* [DATASET RECORDS]:
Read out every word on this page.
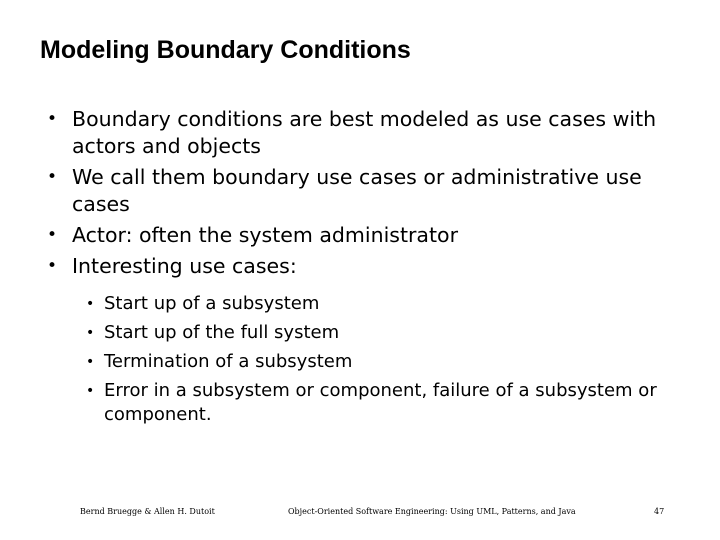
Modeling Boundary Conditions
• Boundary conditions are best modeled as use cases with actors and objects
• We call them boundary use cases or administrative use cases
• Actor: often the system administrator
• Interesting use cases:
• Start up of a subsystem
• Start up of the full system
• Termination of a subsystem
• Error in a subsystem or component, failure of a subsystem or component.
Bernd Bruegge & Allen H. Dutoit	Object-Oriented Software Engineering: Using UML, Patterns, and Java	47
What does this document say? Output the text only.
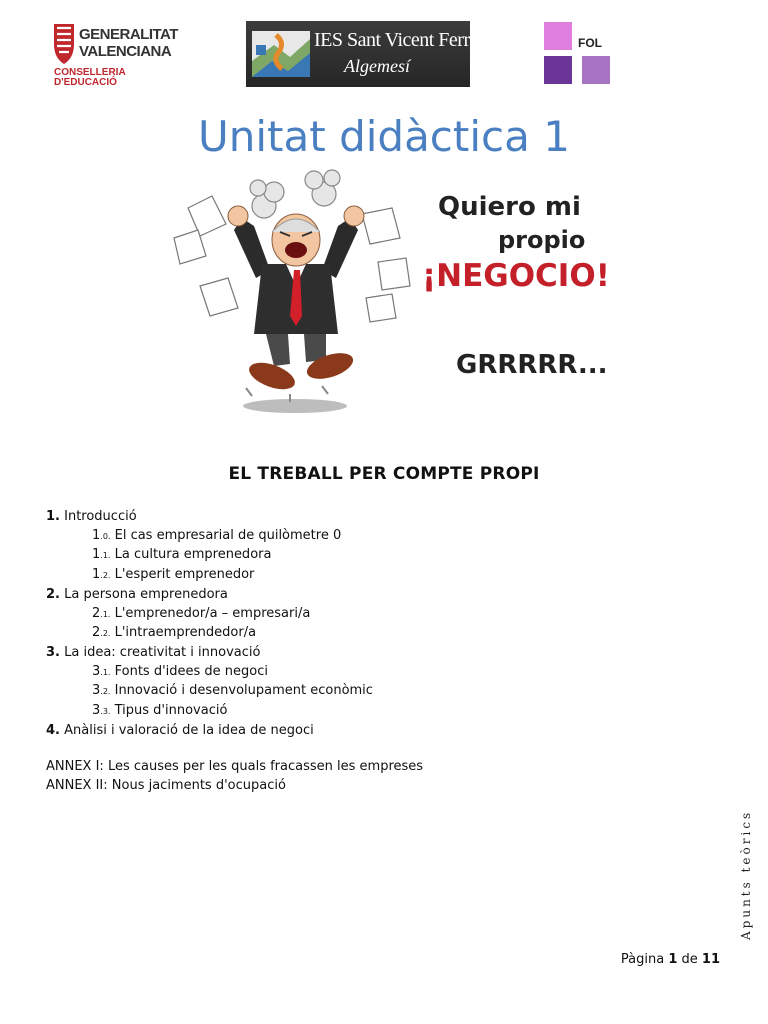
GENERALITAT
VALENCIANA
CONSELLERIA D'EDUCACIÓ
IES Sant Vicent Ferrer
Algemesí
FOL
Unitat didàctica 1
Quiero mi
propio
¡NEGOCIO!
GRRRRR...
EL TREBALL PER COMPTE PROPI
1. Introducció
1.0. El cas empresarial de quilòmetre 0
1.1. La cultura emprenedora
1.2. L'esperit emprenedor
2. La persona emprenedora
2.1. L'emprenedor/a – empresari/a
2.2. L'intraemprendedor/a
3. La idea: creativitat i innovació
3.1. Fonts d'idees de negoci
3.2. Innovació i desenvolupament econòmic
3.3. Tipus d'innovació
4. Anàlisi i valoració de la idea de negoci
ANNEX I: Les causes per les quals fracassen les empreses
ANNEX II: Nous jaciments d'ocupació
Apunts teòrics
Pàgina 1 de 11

* [TO DO]:
Do not copy the pictures, but repeat every line exactly.

* [WRITTEN ANSWER]:
Read out every word on this page.
Modeling Boundary Conditions
• Boundary conditions are best modeled as use cases with actors and objects
• We call them boundary use cases or administrative use cases
• Actor: often the system administrator
• Interesting use cases:
• Start up of a subsystem
• Start up of the full system
• Termination of a subsystem
• Error in a subsystem or component, failure of a subsystem or component.
Bernd Bruegge & Allen H. Dutoit	Object-Oriented Software Engineering: Using UML, Patterns, and Java	47
What does this document say? Output the text only.
GENERALITAT
VALENCIANA
CONSELLERIA D'EDUCACIÓ
IES Sant Vicent Ferrer
Algemesí
FOL
Unitat didàctica 1
Quiero mi
propio
¡NEGOCIO!
GRRRRR...
EL TREBALL PER COMPTE PROPI
1. Introducció
1.0. El cas empresarial de quilòmetre 0
1.1. La cultura emprenedora
1.2. L'esperit emprenedor
2. La persona emprenedora
2.1. L'emprenedor/a – empresari/a
2.2. L'intraemprendedor/a
3. La idea: creativitat i innovació
3.1. Fonts d'idees de negoci
3.2. Innovació i desenvolupament econòmic
3.3. Tipus d'innovació
4. Anàlisi i valoració de la idea de negoci
ANNEX I: Les causes per les quals fracassen les empreses
ANNEX II: Nous jaciments d'ocupació
Apunts teòrics
Pàgina 1 de 11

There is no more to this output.